Word for word, restate every line of the material.

Data listing
↓↓↓
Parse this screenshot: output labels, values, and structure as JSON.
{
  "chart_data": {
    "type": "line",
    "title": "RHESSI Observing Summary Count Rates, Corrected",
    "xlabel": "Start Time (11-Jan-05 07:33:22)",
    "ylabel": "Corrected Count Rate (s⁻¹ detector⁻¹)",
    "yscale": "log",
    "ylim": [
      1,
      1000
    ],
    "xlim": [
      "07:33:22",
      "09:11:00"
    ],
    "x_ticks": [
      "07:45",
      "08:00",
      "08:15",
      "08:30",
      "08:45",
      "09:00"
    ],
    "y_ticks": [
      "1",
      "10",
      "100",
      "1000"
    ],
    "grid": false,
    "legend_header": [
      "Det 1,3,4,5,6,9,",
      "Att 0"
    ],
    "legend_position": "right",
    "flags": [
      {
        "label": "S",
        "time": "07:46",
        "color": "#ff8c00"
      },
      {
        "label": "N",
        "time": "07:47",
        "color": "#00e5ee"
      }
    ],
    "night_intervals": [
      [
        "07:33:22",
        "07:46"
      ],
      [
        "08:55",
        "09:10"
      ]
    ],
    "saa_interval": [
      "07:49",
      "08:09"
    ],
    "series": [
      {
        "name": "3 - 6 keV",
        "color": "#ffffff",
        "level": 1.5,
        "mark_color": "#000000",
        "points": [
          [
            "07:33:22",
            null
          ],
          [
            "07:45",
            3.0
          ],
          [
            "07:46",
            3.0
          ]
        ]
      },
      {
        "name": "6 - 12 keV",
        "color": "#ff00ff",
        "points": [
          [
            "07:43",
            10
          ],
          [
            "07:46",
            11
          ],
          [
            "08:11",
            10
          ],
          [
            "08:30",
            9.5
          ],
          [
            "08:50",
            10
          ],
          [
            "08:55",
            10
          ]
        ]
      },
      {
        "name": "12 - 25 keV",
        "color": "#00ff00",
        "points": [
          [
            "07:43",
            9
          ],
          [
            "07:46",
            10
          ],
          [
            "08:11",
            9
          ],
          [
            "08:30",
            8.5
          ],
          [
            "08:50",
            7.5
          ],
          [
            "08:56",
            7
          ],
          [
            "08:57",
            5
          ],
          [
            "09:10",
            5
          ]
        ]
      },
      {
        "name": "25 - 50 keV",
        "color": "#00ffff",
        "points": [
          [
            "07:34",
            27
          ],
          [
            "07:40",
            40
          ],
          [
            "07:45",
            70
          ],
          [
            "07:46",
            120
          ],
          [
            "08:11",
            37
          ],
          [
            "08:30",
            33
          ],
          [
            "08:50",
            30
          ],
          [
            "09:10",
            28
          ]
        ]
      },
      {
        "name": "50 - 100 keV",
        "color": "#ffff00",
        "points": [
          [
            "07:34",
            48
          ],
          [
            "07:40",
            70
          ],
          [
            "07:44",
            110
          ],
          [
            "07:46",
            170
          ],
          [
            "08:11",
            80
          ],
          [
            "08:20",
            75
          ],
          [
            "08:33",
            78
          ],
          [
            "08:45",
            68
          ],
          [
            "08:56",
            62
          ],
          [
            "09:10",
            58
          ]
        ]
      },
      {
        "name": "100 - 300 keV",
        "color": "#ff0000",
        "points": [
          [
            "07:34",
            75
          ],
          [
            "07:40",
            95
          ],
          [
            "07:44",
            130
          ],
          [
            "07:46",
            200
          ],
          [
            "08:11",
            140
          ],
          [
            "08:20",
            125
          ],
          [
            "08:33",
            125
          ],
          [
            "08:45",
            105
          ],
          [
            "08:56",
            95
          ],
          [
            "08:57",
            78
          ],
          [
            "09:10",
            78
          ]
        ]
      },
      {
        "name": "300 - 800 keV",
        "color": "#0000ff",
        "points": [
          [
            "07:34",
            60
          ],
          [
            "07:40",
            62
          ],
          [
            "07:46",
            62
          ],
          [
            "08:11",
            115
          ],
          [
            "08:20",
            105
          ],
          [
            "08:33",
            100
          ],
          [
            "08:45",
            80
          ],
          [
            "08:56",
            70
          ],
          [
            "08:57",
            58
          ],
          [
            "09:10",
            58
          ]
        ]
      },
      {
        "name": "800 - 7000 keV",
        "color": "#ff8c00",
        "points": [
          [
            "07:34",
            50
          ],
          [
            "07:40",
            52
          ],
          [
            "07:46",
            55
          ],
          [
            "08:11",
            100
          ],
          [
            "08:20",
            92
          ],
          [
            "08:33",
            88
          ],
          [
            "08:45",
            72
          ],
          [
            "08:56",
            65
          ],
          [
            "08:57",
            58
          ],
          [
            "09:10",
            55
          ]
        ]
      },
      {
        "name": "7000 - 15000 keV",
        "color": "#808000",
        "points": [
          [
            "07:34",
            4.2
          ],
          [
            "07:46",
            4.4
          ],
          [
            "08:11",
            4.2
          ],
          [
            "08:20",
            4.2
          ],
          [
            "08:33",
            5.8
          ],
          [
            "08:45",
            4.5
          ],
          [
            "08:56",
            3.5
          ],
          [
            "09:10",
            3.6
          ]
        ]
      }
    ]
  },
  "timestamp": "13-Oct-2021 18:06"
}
↑↑↑
§ **Expected answer**:
Parse this screenshot: output labels, values, and structure as JSON.
{
  "chart_data": {
    "type": "line",
    "title": "RHESSI Observing Summary Count Rates, Corrected",
    "xlabel": "Start Time (11-Jan-05 07:33:22)",
    "ylabel": "Corrected Count Rate (s⁻¹ detector⁻¹)",
    "yscale": "log",
    "ylim": [
      1,
      1000
    ],
    "xlim": [
      "07:33:22",
      "09:11:00"
    ],
    "x_ticks": [
      "07:45",
      "08:00",
      "08:15",
      "08:30",
      "08:45",
      "09:00"
    ],
    "y_ticks": [
      "1",
      "10",
      "100",
      "1000"
    ],
    "grid": false,
    "legend_header": [
      "Det 1,3,4,5,6,9,",
      "Att 0"
    ],
    "legend_position": "right",
    "flags": [
      {
        "label": "S",
        "time": "07:46",
        "color": "#ff8c00"
      },
      {
        "label": "N",
        "time": "07:47",
        "color": "#00e5ee"
      }
    ],
    "night_intervals": [
      [
        "07:33:22",
        "07:46"
      ],
      [
        "08:55",
        "09:10"
      ]
    ],
    "saa_interval": [
      "07:49",
      "08:09"
    ],
    "series": [
      {
        "name": "3 - 6 keV",
        "color": "#ffffff",
        "level": 1.5,
        "mark_color": "#000000",
        "points": [
          [
            "07:33:22",
            null
          ],
          [
            "07:45",
            3.0
          ],
          [
            "07:46",
            3.0
          ]
        ]
      },
      {
        "name": "6 - 12 keV",
        "color": "#ff00ff",
        "points": [
          [
            "07:43",
            10
          ],
          [
            "07:46",
            11
          ],
          [
            "08:11",
            10
          ],
          [
            "08:30",
            9.5
          ],
          [
            "08:50",
            10
          ],
          [
            "08:55",
            10
          ]
        ]
      },
      {
        "name": "12 - 25 keV",
        "color": "#00ff00",
        "points": [
          [
            "07:43",
            9
          ],
          [
            "07:46",
            10
          ],
          [
            "08:11",
            9
          ],
          [
            "08:30",
            8.5
          ],
          [
            "08:50",
            7.5
          ],
          [
            "08:56",
            7
          ],
          [
            "08:57",
            5
          ],
          [
            "09:10",
            5
          ]
        ]
      },
      {
        "name": "25 - 50 keV",
        "color": "#00ffff",
        "points": [
          [
            "07:34",
            27
          ],
          [
            "07:40",
            40
          ],
          [
            "07:45",
            70
          ],
          [
            "07:46",
            120
          ],
          [
            "08:11",
            37
          ],
          [
            "08:30",
            33
          ],
          [
            "08:50",
            30
          ],
          [
            "09:10",
            28
          ]
        ]
      },
      {
        "name": "50 - 100 keV",
        "color": "#ffff00",
        "points": [
          [
            "07:34",
            48
          ],
          [
            "07:40",
            70
          ],
          [
            "07:44",
            110
          ],
          [
            "07:46",
            170
          ],
          [
            "08:11",
            80
          ],
          [
            "08:20",
            75
          ],
          [
            "08:33",
            78
          ],
          [
            "08:45",
            68
          ],
          [
            "08:56",
            62
          ],
          [
            "09:10",
            58
          ]
        ]
      },
      {
        "name": "100 - 300 keV",
        "color": "#ff0000",
        "points": [
          [
            "07:34",
            75
          ],
          [
            "07:40",
            95
          ],
          [
            "07:44",
            130
          ],
          [
            "07:46",
            200
          ],
          [
            "08:11",
            140
          ],
          [
            "08:20",
            125
          ],
          [
            "08:33",
            125
          ],
          [
            "08:45",
            105
          ],
          [
            "08:56",
            95
          ],
          [
            "08:57",
            78
          ],
          [
            "09:10",
            78
          ]
        ]
      },
      {
        "name": "300 - 800 keV",
        "color": "#0000ff",
        "points": [
          [
            "07:34",
            60
          ],
          [
            "07:40",
            62
          ],
          [
            "07:46",
            62
          ],
          [
            "08:11",
            115
          ],
          [
            "08:20",
            105
          ],
          [
            "08:33",
            100
          ],
          [
            "08:45",
            80
          ],
          [
            "08:56",
            70
          ],
          [
            "08:57",
            58
          ],
          [
            "09:10",
            58
          ]
        ]
      },
      {
        "name": "800 - 7000 keV",
        "color": "#ff8c00",
        "points": [
          [
            "07:34",
            50
          ],
          [
            "07:40",
            52
          ],
          [
            "07:46",
            55
          ],
          [
            "08:11",
            100
          ],
          [
            "08:20",
            92
          ],
          [
            "08:33",
            88
          ],
          [
            "08:45",
            72
          ],
          [
            "08:56",
            65
          ],
          [
            "08:57",
            58
          ],
          [
            "09:10",
            55
          ]
        ]
      },
      {
        "name": "7000 - 15000 keV",
        "color": "#808000",
        "points": [
          [
            "07:34",
            4.2
          ],
          [
            "07:46",
            4.4
          ],
          [
            "08:11",
            4.2
          ],
          [
            "08:20",
            4.2
          ],
          [
            "08:33",
            5.8
          ],
          [
            "08:45",
            4.5
          ],
          [
            "08:56",
            3.5
          ],
          [
            "09:10",
            3.6
          ]
        ]
      }
    ]
  },
  "timestamp": "13-Oct-2021 18:06"
}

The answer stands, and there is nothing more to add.